■ **WRITTEN PROBLEM**
Seek out every line containing the word "Lock", and copy each.

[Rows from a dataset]
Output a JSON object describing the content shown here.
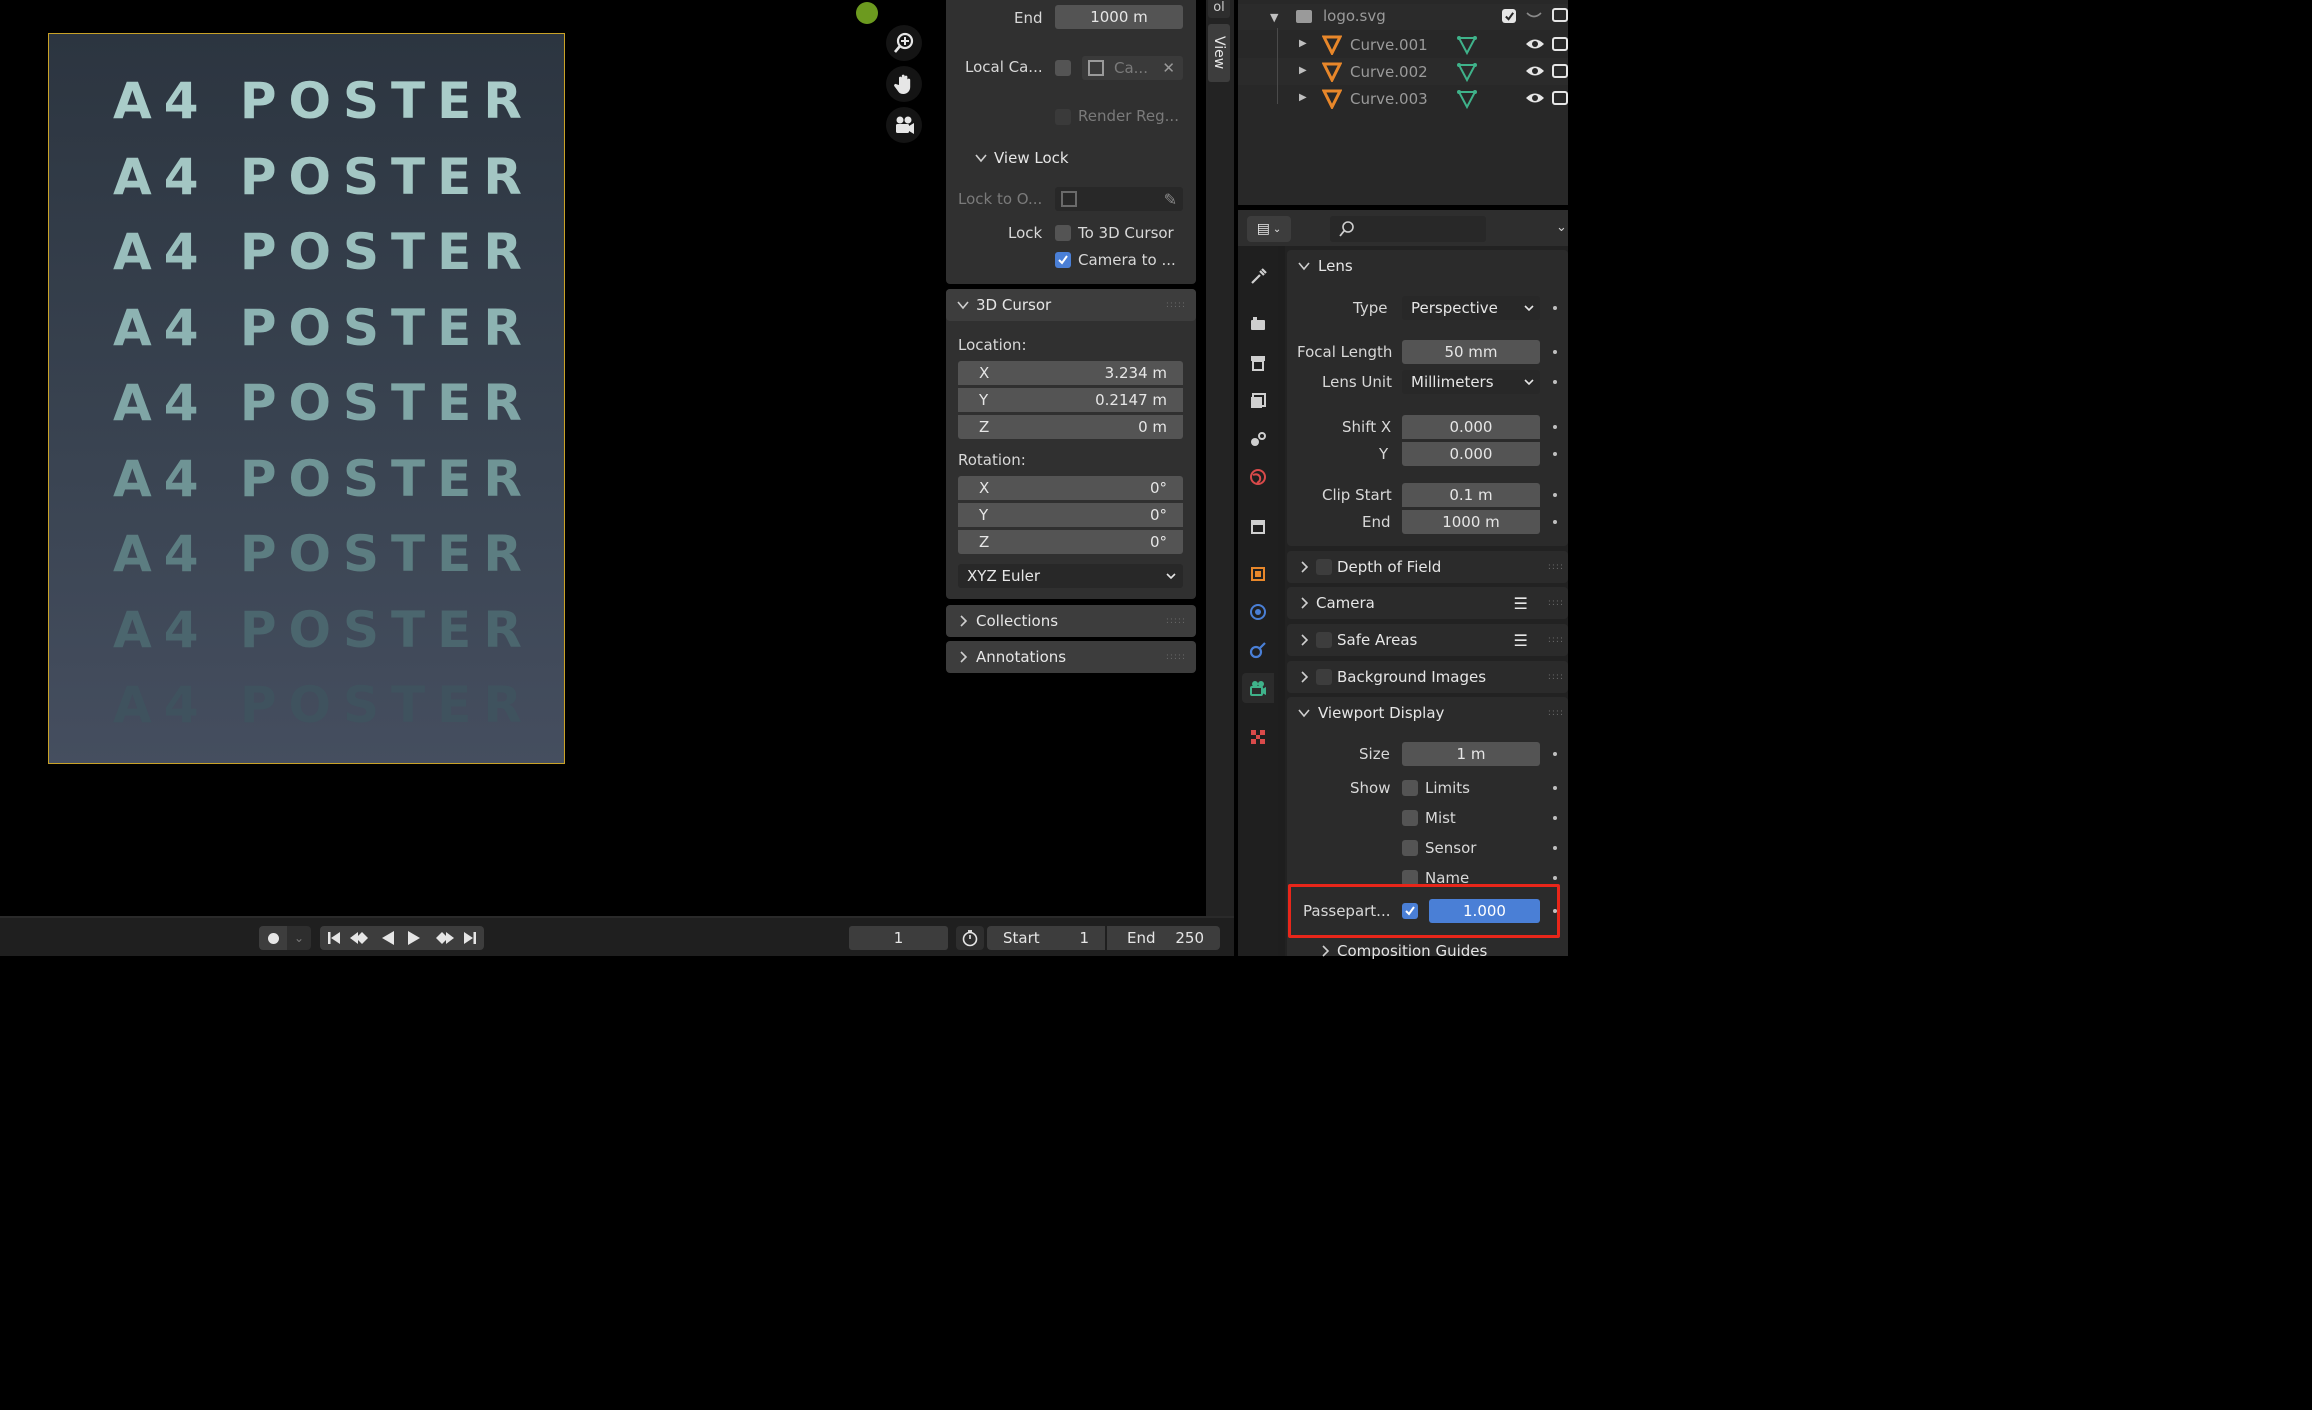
{
  "poster": {
    "lines": [
      "A4 POSTER",
      "A4 POSTER",
      "A4 POSTER",
      "A4 POSTER",
      "A4 POSTER",
      "A4 POSTER",
      "A4 POSTER",
      "A4 POSTER",
      "A4 POSTER"
    ],
    "colors": [
      "#a9ccc9",
      "#a3c6c3",
      "#99bebc",
      "#8db3b2",
      "#80a6a6",
      "#6f9495",
      "#5c7d81",
      "#4b666e",
      "#3f525e"
    ]
  },
  "view_tab": {
    "label": "View",
    "partial_label": "ol"
  },
  "npanel": {
    "clip_end_label": "End",
    "clip_end_value": "1000 m",
    "local_camera_label": "Local Ca...",
    "local_camera_value": "Ca...",
    "render_region_label": "Render Reg...",
    "view_lock_header": "View Lock",
    "lock_to_object_label": "Lock to O...",
    "lock_label": "Lock",
    "to_3d_cursor_label": "To 3D Cursor",
    "camera_to_view_label": "Camera to ...",
    "cursor_header": "3D Cursor",
    "location_label": "Location:",
    "loc": [
      {
        "axis": "X",
        "value": "3.234 m"
      },
      {
        "axis": "Y",
        "value": "0.2147 m"
      },
      {
        "axis": "Z",
        "value": "0 m"
      }
    ],
    "rotation_label": "Rotation:",
    "rot": [
      {
        "axis": "X",
        "value": "0°"
      },
      {
        "axis": "Y",
        "value": "0°"
      },
      {
        "axis": "Z",
        "value": "0°"
      }
    ],
    "rotation_mode": "XYZ Euler",
    "collections_header": "Collections",
    "annotations_header": "Annotations"
  },
  "outliner": {
    "root": "logo.svg",
    "items": [
      "Curve.001",
      "Curve.002",
      "Curve.003"
    ]
  },
  "properties": {
    "lens_header": "Lens",
    "type_label": "Type",
    "type_value": "Perspective",
    "focal_label": "Focal Length",
    "focal_value": "50 mm",
    "lens_unit_label": "Lens Unit",
    "lens_unit_value": "Millimeters",
    "shift_x_label": "Shift X",
    "shift_x_value": "0.000",
    "shift_y_label": "Y",
    "shift_y_value": "0.000",
    "clip_start_label": "Clip Start",
    "clip_start_value": "0.1 m",
    "clip_end_label": "End",
    "clip_end_value": "1000 m",
    "dof_header": "Depth of Field",
    "camera_header": "Camera",
    "safe_areas_header": "Safe Areas",
    "bg_images_header": "Background Images",
    "viewport_display_header": "Viewport Display",
    "size_label": "Size",
    "size_value": "1 m",
    "show_label": "Show",
    "show_limits": "Limits",
    "show_mist": "Mist",
    "show_sensor": "Sensor",
    "show_name": "Name",
    "passepartout_label": "Passepart...",
    "passepartout_value": "1.000",
    "composition_header": "Composition Guides",
    "highlight_color": "#e8261a"
  },
  "timeline": {
    "current_frame": "1",
    "start_label": "Start",
    "start_value": "1",
    "end_label": "End",
    "end_value": "250"
  }
}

■ **ANSWER TO THIS PROBLEM**
    "view_lock_header": "View Lock",
    "lock_to_object_label": "Lock to O...",
    "lock_label": "Lock",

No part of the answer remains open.